Start of Data records

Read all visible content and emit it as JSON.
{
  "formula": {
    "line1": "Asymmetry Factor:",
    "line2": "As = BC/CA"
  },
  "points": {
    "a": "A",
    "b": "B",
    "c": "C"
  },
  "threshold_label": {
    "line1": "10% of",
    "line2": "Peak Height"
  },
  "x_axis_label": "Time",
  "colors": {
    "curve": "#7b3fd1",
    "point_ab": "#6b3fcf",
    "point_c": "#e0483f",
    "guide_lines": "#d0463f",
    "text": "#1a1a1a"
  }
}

End of Data records
Start of Data records

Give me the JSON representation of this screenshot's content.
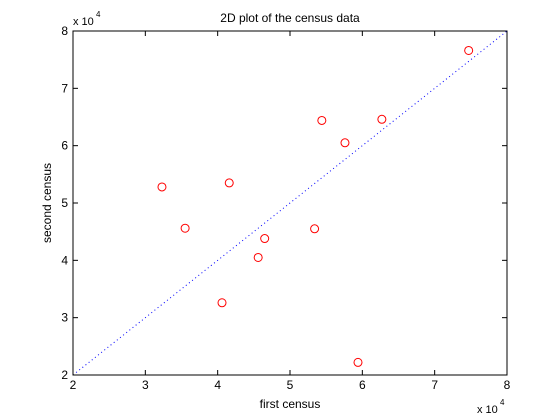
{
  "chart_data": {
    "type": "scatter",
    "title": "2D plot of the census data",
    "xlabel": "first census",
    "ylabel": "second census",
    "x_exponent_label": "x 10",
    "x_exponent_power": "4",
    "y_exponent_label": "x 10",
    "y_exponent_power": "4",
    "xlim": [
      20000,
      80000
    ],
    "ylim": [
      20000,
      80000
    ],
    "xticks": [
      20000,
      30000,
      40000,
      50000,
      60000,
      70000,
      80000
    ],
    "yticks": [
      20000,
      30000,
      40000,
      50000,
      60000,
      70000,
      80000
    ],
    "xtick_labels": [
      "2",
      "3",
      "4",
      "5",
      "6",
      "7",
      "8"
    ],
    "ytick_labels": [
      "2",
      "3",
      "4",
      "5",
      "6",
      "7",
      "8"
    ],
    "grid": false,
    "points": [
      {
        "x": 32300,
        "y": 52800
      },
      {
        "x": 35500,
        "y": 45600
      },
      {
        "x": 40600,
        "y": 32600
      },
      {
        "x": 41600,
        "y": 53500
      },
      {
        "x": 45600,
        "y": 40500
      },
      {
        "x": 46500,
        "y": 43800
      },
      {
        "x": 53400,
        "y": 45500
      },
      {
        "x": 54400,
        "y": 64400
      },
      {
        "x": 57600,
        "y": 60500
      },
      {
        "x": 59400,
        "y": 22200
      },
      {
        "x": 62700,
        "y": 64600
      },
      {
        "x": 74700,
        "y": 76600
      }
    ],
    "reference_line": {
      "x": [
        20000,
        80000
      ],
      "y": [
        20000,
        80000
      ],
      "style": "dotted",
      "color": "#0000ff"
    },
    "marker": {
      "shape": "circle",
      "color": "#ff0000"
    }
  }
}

End of Data records
Start of Data records

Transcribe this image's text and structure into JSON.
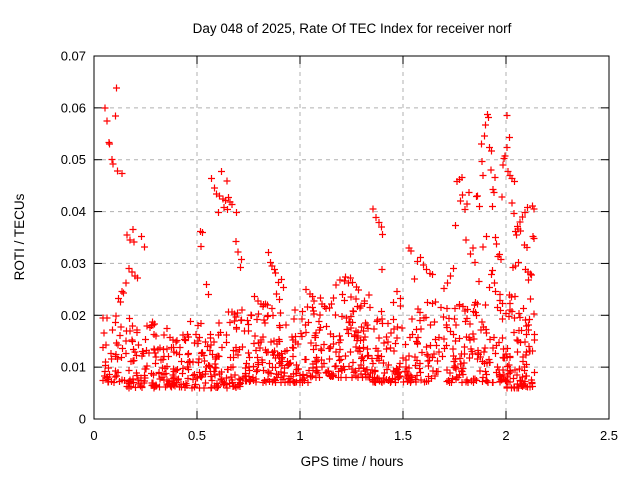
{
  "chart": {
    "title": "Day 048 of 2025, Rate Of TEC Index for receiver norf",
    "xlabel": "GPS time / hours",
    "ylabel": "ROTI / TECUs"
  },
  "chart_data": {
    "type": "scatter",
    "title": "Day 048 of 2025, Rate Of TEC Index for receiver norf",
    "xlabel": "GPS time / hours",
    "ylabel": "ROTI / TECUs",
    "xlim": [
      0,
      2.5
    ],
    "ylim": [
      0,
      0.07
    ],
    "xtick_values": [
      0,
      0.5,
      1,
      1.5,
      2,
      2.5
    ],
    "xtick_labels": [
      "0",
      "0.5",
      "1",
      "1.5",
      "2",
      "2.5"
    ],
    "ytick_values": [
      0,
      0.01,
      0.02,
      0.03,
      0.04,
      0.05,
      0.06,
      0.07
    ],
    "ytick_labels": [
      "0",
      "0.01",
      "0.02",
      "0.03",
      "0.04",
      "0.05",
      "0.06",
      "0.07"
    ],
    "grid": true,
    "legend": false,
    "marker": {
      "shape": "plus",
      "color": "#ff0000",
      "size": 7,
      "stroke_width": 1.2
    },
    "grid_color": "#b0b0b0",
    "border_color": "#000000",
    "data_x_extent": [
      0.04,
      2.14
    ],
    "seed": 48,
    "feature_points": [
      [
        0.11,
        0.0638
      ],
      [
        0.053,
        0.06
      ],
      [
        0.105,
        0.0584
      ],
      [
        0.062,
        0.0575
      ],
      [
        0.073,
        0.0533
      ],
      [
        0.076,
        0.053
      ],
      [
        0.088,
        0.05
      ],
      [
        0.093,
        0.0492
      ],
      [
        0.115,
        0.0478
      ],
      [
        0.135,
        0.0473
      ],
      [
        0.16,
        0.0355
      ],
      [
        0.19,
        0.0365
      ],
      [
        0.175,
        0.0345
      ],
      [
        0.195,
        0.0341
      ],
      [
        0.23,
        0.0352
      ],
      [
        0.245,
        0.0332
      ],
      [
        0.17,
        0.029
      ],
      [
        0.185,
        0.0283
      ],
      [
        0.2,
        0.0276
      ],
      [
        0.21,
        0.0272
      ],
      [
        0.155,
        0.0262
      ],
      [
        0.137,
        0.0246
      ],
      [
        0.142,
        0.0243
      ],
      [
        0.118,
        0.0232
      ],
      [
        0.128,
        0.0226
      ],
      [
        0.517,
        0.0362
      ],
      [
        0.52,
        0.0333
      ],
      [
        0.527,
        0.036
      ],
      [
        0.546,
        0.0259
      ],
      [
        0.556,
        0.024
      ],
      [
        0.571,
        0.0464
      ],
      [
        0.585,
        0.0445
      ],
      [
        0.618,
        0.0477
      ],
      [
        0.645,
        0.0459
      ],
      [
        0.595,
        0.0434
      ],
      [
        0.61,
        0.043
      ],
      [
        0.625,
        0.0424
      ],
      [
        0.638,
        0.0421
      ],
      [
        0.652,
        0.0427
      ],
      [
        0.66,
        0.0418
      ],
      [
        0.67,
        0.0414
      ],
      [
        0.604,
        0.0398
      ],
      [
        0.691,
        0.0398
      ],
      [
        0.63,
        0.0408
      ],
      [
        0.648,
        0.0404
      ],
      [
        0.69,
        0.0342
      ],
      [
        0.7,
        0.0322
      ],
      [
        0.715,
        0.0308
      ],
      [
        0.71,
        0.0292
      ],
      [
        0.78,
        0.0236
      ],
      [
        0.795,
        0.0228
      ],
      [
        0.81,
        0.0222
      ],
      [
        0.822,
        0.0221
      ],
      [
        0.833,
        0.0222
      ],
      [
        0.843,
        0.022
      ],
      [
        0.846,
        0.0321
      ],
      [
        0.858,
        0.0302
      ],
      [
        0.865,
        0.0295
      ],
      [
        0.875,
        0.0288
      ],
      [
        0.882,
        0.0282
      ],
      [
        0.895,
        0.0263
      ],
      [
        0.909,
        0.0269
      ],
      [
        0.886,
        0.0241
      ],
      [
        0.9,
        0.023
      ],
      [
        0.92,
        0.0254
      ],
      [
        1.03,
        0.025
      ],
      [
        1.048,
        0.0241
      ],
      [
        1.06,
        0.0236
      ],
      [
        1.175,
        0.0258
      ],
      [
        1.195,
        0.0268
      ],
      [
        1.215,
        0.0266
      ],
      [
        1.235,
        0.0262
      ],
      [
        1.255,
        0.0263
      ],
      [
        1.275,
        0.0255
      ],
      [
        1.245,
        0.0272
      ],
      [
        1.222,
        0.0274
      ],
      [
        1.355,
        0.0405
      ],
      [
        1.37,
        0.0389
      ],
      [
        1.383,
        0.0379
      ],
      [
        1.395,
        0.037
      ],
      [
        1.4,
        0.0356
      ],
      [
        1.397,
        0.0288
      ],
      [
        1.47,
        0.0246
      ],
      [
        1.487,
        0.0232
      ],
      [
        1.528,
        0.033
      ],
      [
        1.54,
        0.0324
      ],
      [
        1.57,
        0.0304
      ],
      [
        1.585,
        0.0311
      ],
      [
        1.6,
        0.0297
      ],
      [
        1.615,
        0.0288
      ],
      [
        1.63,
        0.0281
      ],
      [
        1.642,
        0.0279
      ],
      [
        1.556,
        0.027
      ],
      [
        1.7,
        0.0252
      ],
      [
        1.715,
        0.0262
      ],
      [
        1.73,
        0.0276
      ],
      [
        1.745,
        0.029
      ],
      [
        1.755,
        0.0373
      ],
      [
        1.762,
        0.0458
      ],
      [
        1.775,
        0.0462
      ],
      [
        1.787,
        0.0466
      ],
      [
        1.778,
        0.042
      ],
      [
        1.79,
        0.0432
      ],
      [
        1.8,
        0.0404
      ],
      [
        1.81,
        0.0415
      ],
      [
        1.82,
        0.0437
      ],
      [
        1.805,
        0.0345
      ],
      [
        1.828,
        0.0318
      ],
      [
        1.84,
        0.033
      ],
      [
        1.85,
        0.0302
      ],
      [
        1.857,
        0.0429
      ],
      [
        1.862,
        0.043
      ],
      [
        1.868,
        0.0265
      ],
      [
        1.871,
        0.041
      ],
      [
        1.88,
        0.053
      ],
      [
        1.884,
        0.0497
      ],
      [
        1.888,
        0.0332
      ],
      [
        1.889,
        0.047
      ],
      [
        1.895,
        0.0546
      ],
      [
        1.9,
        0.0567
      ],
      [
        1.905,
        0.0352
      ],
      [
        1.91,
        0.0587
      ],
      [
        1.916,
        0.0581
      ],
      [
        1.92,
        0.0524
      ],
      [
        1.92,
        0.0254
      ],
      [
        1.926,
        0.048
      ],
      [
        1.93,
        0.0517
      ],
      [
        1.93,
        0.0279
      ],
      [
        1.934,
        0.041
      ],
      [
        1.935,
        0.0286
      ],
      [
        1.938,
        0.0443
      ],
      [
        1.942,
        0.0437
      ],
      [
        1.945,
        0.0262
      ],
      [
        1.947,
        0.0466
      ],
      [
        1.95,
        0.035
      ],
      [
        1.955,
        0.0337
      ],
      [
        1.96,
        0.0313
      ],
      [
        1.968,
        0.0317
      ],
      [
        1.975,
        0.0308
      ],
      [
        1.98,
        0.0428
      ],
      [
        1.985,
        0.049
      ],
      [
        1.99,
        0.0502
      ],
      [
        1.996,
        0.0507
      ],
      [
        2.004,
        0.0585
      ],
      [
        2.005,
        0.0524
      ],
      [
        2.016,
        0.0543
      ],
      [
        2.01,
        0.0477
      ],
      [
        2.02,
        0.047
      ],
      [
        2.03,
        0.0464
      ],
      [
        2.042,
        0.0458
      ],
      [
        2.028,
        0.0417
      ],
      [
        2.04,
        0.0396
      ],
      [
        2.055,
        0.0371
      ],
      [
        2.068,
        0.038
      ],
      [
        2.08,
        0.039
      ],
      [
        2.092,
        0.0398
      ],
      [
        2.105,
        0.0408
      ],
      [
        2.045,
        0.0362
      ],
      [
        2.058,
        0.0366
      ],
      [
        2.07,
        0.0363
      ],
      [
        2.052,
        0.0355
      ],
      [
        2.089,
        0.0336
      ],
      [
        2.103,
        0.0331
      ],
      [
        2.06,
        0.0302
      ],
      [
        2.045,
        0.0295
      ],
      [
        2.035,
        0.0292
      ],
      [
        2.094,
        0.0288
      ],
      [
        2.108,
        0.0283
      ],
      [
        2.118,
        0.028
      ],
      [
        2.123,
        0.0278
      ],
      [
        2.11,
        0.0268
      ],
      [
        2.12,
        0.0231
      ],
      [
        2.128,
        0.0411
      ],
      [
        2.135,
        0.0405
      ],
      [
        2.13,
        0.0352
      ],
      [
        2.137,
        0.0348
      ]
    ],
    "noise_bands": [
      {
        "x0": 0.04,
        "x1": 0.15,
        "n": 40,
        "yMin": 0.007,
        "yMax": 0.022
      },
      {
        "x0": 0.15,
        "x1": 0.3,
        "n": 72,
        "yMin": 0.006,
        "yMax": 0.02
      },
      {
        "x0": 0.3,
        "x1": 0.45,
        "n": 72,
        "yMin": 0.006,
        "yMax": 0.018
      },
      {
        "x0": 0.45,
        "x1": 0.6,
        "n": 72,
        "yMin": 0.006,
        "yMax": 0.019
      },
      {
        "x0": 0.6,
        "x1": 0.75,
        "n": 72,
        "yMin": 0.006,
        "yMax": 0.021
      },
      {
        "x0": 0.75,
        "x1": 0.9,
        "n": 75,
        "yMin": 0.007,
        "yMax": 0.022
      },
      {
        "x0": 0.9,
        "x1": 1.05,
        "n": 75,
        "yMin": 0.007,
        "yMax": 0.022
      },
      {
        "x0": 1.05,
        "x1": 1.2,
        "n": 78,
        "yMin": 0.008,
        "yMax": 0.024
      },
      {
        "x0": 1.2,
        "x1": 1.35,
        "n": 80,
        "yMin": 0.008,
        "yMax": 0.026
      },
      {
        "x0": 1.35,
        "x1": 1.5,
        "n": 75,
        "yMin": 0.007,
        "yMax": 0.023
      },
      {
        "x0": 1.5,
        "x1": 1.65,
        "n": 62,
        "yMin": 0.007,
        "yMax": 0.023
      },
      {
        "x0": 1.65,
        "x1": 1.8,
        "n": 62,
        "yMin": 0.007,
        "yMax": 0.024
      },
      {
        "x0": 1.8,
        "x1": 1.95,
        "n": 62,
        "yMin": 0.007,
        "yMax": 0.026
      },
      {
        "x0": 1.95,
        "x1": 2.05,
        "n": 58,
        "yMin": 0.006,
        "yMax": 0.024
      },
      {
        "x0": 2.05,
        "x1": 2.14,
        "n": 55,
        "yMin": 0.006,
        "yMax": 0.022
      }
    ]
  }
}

End of Data records

§ **The exercise**: List every line above that contains the word "ylabel".

§ **Task answer**:
    "ylabel": "second census",
    "ylabel": "ROTI / TECUs"
    "ylabel": "ROTI / TECUs",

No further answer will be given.